Data entries
※ ※ ※

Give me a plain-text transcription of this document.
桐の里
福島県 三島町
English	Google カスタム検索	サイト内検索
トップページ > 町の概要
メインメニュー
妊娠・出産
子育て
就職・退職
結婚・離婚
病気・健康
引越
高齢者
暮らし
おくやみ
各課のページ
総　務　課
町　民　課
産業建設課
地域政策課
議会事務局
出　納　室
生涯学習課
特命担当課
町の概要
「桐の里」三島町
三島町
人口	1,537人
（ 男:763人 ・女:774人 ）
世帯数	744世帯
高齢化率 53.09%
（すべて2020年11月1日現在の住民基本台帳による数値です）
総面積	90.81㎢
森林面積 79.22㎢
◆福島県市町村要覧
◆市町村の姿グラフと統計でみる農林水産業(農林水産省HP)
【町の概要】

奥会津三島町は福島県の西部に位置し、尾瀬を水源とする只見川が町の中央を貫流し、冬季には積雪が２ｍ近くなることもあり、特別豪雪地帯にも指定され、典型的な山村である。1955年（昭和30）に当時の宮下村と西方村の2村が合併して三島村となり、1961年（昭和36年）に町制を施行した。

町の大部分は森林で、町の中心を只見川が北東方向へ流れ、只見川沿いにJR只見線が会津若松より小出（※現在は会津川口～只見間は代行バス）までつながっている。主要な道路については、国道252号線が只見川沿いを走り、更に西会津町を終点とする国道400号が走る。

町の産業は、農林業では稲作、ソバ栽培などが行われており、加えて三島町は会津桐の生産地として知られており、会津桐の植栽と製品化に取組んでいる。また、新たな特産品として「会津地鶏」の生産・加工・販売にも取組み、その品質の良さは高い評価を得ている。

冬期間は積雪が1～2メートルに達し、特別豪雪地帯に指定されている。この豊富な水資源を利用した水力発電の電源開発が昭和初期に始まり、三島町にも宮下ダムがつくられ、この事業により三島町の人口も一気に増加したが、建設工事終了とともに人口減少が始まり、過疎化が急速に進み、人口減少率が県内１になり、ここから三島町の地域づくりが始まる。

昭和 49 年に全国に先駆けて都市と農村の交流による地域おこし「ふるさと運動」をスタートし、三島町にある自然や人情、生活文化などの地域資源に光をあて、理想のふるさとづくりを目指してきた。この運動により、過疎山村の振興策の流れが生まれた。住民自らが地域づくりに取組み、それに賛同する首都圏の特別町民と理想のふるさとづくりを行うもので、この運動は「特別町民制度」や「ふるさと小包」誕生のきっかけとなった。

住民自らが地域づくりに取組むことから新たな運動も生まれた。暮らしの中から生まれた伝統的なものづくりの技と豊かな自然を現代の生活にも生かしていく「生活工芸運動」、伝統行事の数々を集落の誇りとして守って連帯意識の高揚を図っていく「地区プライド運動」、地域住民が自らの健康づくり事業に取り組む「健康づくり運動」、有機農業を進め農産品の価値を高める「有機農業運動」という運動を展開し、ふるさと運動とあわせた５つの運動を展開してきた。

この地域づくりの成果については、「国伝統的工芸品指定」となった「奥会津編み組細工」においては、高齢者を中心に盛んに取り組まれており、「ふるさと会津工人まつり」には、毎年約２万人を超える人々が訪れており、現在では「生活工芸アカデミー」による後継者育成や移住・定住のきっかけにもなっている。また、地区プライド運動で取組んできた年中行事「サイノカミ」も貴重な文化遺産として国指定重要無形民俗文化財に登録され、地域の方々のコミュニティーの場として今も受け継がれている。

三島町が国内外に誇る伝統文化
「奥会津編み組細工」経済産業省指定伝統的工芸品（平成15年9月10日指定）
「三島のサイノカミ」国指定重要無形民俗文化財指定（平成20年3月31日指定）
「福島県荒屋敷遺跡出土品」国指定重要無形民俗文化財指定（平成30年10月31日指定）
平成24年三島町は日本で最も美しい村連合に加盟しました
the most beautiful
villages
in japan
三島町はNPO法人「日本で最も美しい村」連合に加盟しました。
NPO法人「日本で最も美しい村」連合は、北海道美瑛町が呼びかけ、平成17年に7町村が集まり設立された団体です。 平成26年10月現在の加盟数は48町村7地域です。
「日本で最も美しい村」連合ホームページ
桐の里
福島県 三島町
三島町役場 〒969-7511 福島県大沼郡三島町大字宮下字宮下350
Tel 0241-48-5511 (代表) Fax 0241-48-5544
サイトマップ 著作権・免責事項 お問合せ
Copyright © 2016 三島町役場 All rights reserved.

※ ※ ※

SET TASK: Retype all of the material, keeping each line exact.

OUTPUT BELOW:
Give me a plain-text transcription of this document.
桐の里
福島県 三島町
English	Google カスタム検索	サイト内検索
トップページ > 町の概要
メインメニュー
妊娠・出産
子育て
就職・退職
結婚・離婚
病気・健康
引越
高齢者
暮らし
おくやみ
各課のページ
総　務　課
町　民　課
産業建設課
地域政策課
議会事務局
出　納　室
生涯学習課
特命担当課
町の概要
「桐の里」三島町
三島町
人口	1,537人
（ 男:763人 ・女:774人 ）
世帯数	744世帯
高齢化率 53.09%
（すべて2020年11月1日現在の住民基本台帳による数値です）
総面積	90.81㎢
森林面積 79.22㎢
◆福島県市町村要覧
◆市町村の姿グラフと統計でみる農林水産業(農林水産省HP)
【町の概要】

奥会津三島町は福島県の西部に位置し、尾瀬を水源とする只見川が町の中央を貫流し、冬季には積雪が２ｍ近くなることもあり、特別豪雪地帯にも指定され、典型的な山村である。1955年（昭和30）に当時の宮下村と西方村の2村が合併して三島村となり、1961年（昭和36年）に町制を施行した。

町の大部分は森林で、町の中心を只見川が北東方向へ流れ、只見川沿いにJR只見線が会津若松より小出（※現在は会津川口～只見間は代行バス）までつながっている。主要な道路については、国道252号線が只見川沿いを走り、更に西会津町を終点とする国道400号が走る。

町の産業は、農林業では稲作、ソバ栽培などが行われており、加えて三島町は会津桐の生産地として知られており、会津桐の植栽と製品化に取組んでいる。また、新たな特産品として「会津地鶏」の生産・加工・販売にも取組み、その品質の良さは高い評価を得ている。

冬期間は積雪が1～2メートルに達し、特別豪雪地帯に指定されている。この豊富な水資源を利用した水力発電の電源開発が昭和初期に始まり、三島町にも宮下ダムがつくられ、この事業により三島町の人口も一気に増加したが、建設工事終了とともに人口減少が始まり、過疎化が急速に進み、人口減少率が県内１になり、ここから三島町の地域づくりが始まる。

昭和 49 年に全国に先駆けて都市と農村の交流による地域おこし「ふるさと運動」をスタートし、三島町にある自然や人情、生活文化などの地域資源に光をあて、理想のふるさとづくりを目指してきた。この運動により、過疎山村の振興策の流れが生まれた。住民自らが地域づくりに取組み、それに賛同する首都圏の特別町民と理想のふるさとづくりを行うもので、この運動は「特別町民制度」や「ふるさと小包」誕生のきっかけとなった。

住民自らが地域づくりに取組むことから新たな運動も生まれた。暮らしの中から生まれた伝統的なものづくりの技と豊かな自然を現代の生活にも生かしていく「生活工芸運動」、伝統行事の数々を集落の誇りとして守って連帯意識の高揚を図っていく「地区プライド運動」、地域住民が自らの健康づくり事業に取り組む「健康づくり運動」、有機農業を進め農産品の価値を高める「有機農業運動」という運動を展開し、ふるさと運動とあわせた５つの運動を展開してきた。

この地域づくりの成果については、「国伝統的工芸品指定」となった「奥会津編み組細工」においては、高齢者を中心に盛んに取り組まれており、「ふるさと会津工人まつり」には、毎年約２万人を超える人々が訪れており、現在では「生活工芸アカデミー」による後継者育成や移住・定住のきっかけにもなっている。また、地区プライド運動で取組んできた年中行事「サイノカミ」も貴重な文化遺産として国指定重要無形民俗文化財に登録され、地域の方々のコミュニティーの場として今も受け継がれている。

三島町が国内外に誇る伝統文化
「奥会津編み組細工」経済産業省指定伝統的工芸品（平成15年9月10日指定）
「三島のサイノカミ」国指定重要無形民俗文化財指定（平成20年3月31日指定）
「福島県荒屋敷遺跡出土品」国指定重要無形民俗文化財指定（平成30年10月31日指定）
平成24年三島町は日本で最も美しい村連合に加盟しました
the most beautiful
villages
in japan
三島町はNPO法人「日本で最も美しい村」連合に加盟しました。
NPO法人「日本で最も美しい村」連合は、北海道美瑛町が呼びかけ、平成17年に7町村が集まり設立された団体です。 平成26年10月現在の加盟数は48町村7地域です。
「日本で最も美しい村」連合ホームページ
桐の里
福島県 三島町
三島町役場 〒969-7511 福島県大沼郡三島町大字宮下字宮下350
Tel 0241-48-5511 (代表) Fax 0241-48-5544
サイトマップ 著作権・免責事項 お問合せ
Copyright © 2016 三島町役場 All rights reserved.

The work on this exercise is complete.